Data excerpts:
★ ★ ★ ★

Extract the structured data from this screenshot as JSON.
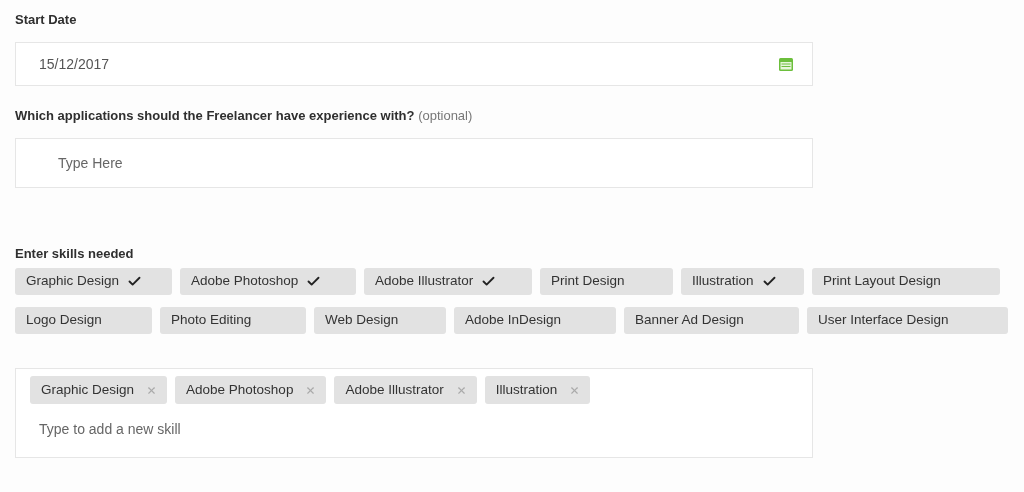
{
  "start_date": {
    "label": "Start Date",
    "value": "15/12/2017"
  },
  "applications": {
    "label": "Which applications should the Freelancer have experience with?",
    "note": "(optional)",
    "placeholder": "Type Here"
  },
  "skills": {
    "label": "Enter skills needed",
    "rows": [
      [
        {
          "label": "Graphic Design",
          "selected": true
        },
        {
          "label": "Adobe Photoshop",
          "selected": true
        },
        {
          "label": "Adobe Illustrator",
          "selected": true
        },
        {
          "label": "Print Design",
          "selected": false
        },
        {
          "label": "Illustration",
          "selected": true
        },
        {
          "label": "Print Layout Design",
          "selected": false
        }
      ],
      [
        {
          "label": "Logo Design",
          "selected": false
        },
        {
          "label": "Photo Editing",
          "selected": false
        },
        {
          "label": "Web Design",
          "selected": false
        },
        {
          "label": "Adobe InDesign",
          "selected": false
        },
        {
          "label": "Banner Ad Design",
          "selected": false
        },
        {
          "label": "User Interface Design",
          "selected": false
        }
      ]
    ]
  },
  "chosen_skills": {
    "tags": [
      "Graphic Design",
      "Adobe Photoshop",
      "Adobe Illustrator",
      "Illustration"
    ],
    "placeholder": "Type to add a new skill"
  }
}
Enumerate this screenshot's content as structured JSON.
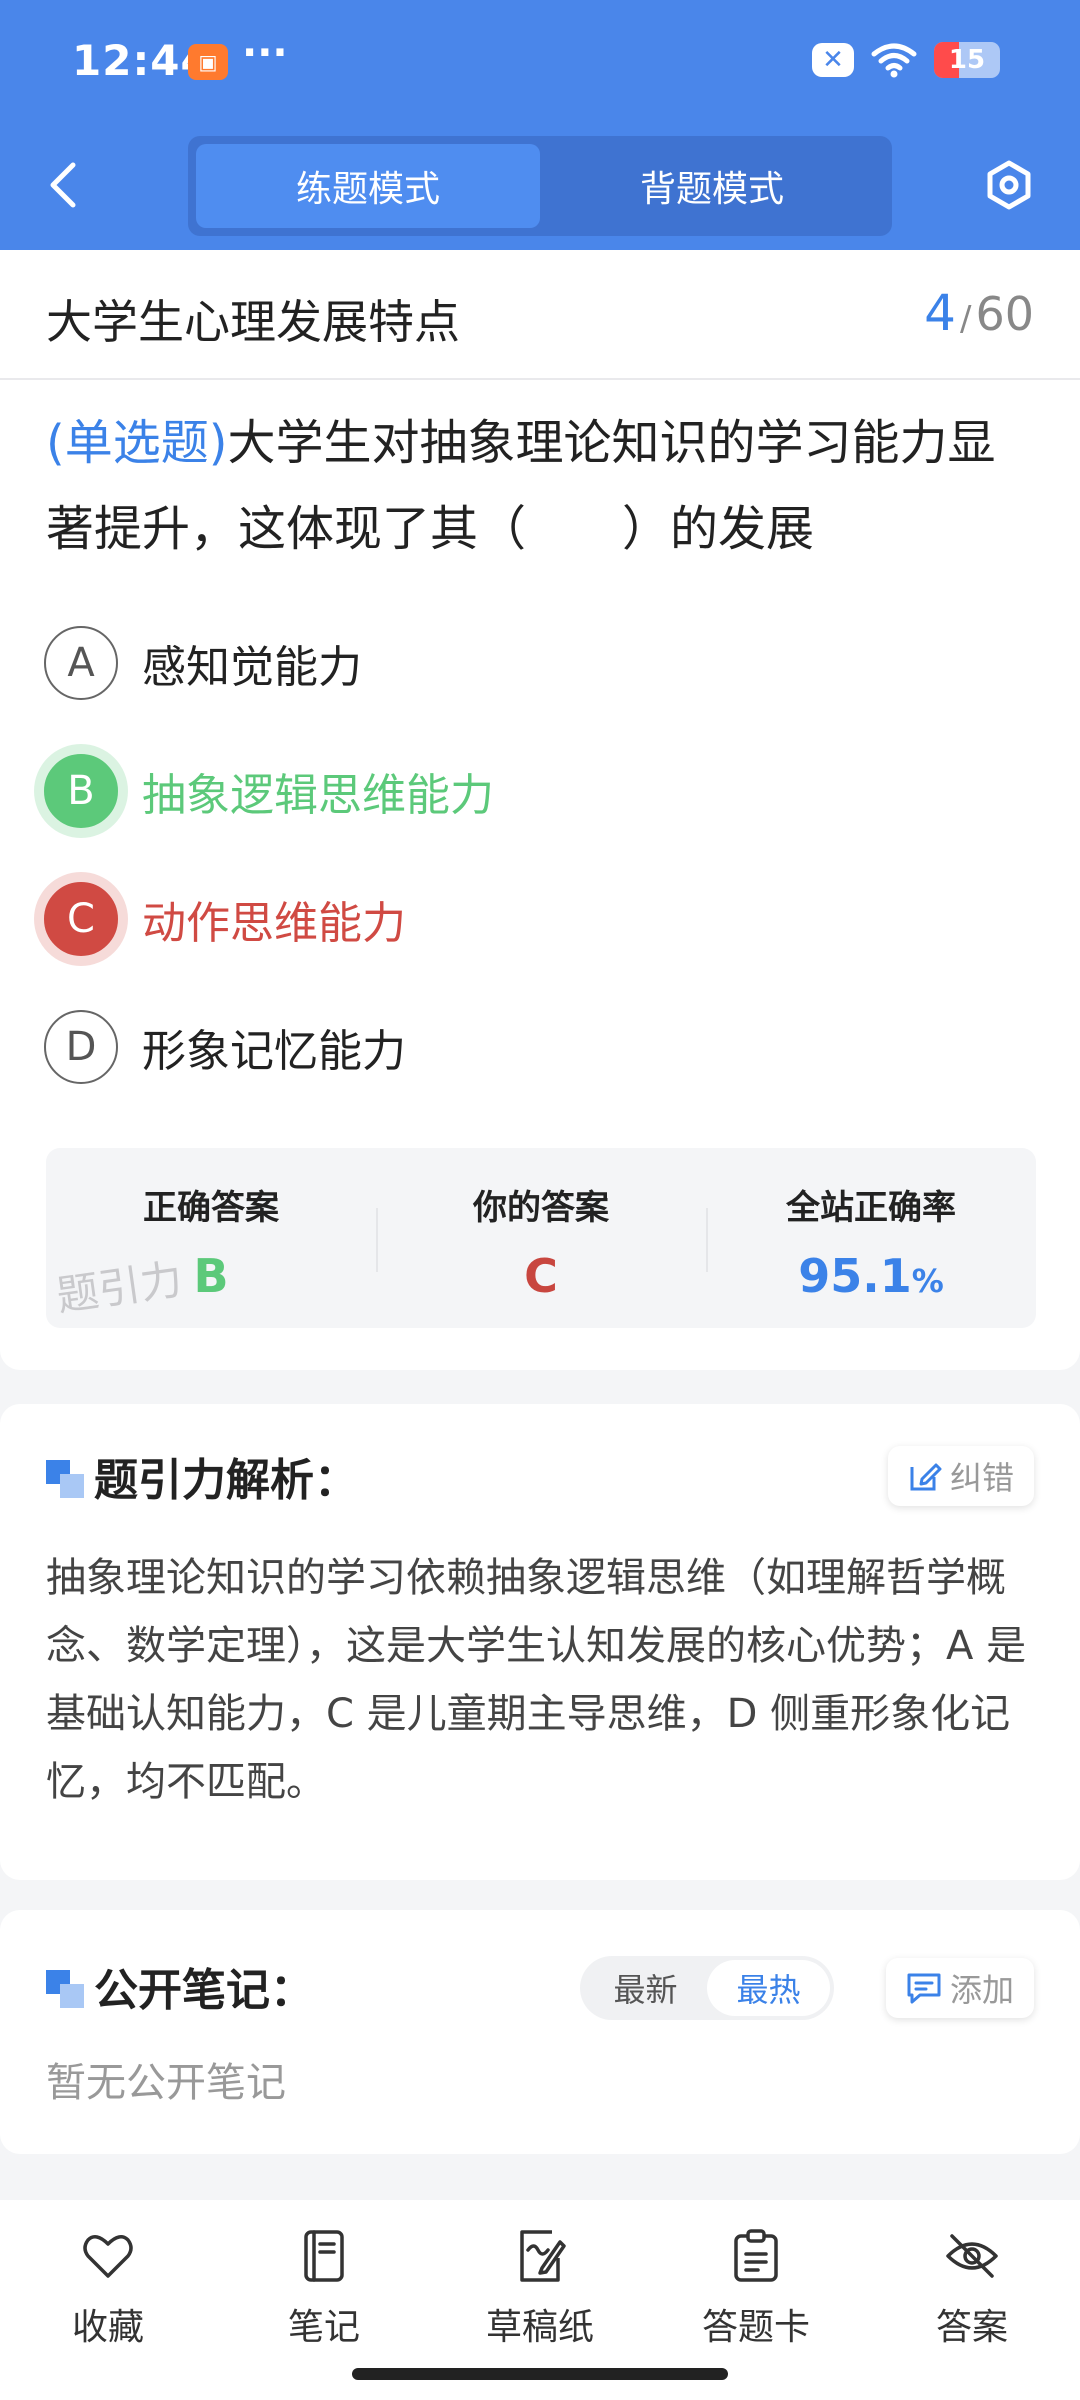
{
  "status_bar": {
    "time": "12:44",
    "more": "···",
    "battery": "15"
  },
  "header": {
    "modes": [
      "练题模式",
      "背题模式"
    ],
    "active_mode": "练题模式"
  },
  "topic": {
    "title": "大学生心理发展特点",
    "current": "4",
    "total": "60",
    "sep": "/"
  },
  "question": {
    "type": "(单选题)",
    "text": "大学生对抽象理论知识的学习能力显著提升，这体现了其（　　）的发展",
    "options": [
      {
        "letter": "A",
        "label": "感知觉能力",
        "state": "normal"
      },
      {
        "letter": "B",
        "label": "抽象逻辑思维能力",
        "state": "correct"
      },
      {
        "letter": "C",
        "label": "动作思维能力",
        "state": "wrong"
      },
      {
        "letter": "D",
        "label": "形象记忆能力",
        "state": "normal"
      }
    ]
  },
  "answer_panel": {
    "correct_label": "正确答案",
    "correct_value": "B",
    "yours_label": "你的答案",
    "yours_value": "C",
    "rate_label": "全站正确率",
    "rate_value": "95.1",
    "rate_unit": "%",
    "watermark": "题引力"
  },
  "analysis": {
    "title": "题引力解析：",
    "report_label": "纠错",
    "text": "抽象理论知识的学习依赖抽象逻辑思维（如理解哲学概念、数学定理），这是大学生认知发展的核心优势；A 是基础认知能力，C 是儿童期主导思维，D 侧重形象化记忆，均不匹配。"
  },
  "notes": {
    "title": "公开笔记：",
    "sort_options": [
      "最新",
      "最热"
    ],
    "active_sort": "最热",
    "add_label": "添加",
    "empty": "暂无公开笔记"
  },
  "bottom_tabs": [
    {
      "label": "收藏",
      "icon": "heart-icon"
    },
    {
      "label": "笔记",
      "icon": "notebook-icon"
    },
    {
      "label": "草稿纸",
      "icon": "draft-icon"
    },
    {
      "label": "答题卡",
      "icon": "clipboard-icon"
    },
    {
      "label": "答案",
      "icon": "eye-off-icon"
    }
  ],
  "colors": {
    "primary": "#4a86ea",
    "correct": "#5cc97a",
    "wrong": "#d04a43",
    "accent_text": "#3b82e8"
  }
}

★ ★ ★ ★

• _Instruction_
List the lines of the material in which the word "this" occurs.

• _Written response_
Extract the structured data from this screenshot as JSON.
Enumerate this screenshot's content as structured JSON.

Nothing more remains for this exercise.